#### Goal:
Which lines hold the word "Contributing"? Copy each of them.

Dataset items
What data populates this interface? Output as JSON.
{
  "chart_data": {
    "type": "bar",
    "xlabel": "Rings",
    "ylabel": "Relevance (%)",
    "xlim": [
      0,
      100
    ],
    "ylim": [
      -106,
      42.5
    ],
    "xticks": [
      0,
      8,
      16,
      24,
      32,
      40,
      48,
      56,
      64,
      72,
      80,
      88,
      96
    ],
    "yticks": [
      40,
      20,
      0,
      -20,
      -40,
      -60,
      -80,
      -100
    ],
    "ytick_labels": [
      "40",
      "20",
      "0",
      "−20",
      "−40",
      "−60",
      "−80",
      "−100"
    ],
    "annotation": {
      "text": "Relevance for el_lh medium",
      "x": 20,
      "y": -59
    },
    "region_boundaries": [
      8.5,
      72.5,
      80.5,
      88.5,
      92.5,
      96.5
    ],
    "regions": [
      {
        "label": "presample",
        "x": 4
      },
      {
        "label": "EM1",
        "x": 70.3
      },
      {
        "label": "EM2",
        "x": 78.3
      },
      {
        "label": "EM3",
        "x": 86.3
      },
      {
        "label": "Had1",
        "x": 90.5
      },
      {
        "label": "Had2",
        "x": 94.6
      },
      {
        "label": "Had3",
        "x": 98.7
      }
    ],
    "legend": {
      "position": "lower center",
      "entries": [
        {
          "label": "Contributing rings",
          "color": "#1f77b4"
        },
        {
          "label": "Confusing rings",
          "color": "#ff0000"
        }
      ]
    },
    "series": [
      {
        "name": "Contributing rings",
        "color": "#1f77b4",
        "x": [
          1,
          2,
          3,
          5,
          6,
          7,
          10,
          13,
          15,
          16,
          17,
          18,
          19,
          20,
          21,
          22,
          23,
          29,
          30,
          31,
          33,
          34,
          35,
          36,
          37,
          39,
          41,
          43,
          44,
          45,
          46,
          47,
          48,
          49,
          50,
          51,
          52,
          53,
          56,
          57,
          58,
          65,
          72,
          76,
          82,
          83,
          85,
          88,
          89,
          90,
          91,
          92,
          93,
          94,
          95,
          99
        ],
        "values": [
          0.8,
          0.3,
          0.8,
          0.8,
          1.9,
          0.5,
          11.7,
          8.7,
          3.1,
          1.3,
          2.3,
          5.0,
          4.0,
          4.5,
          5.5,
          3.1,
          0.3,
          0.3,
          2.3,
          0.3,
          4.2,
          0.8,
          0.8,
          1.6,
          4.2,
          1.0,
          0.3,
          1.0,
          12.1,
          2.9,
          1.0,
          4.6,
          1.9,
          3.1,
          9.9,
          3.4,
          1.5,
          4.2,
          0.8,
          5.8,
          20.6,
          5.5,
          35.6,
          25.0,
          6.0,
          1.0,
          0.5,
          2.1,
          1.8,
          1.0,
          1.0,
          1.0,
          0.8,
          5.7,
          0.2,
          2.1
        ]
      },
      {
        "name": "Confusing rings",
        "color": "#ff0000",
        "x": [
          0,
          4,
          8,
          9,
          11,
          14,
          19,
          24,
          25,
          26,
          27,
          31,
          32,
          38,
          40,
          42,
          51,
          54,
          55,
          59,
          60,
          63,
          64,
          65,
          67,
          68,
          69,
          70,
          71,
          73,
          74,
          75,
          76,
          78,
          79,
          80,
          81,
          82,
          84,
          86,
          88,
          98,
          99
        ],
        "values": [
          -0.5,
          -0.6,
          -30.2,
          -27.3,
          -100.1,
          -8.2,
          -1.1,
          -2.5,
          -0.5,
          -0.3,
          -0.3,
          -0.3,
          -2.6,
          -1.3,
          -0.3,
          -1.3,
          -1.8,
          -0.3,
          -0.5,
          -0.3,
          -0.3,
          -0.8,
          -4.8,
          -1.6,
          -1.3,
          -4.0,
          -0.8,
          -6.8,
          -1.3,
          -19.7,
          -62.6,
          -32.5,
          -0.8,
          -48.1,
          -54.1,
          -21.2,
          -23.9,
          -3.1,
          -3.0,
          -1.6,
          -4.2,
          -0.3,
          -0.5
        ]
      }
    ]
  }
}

#### Written response:
          "label": "Contributing rings",
        "name": "Contributing rings",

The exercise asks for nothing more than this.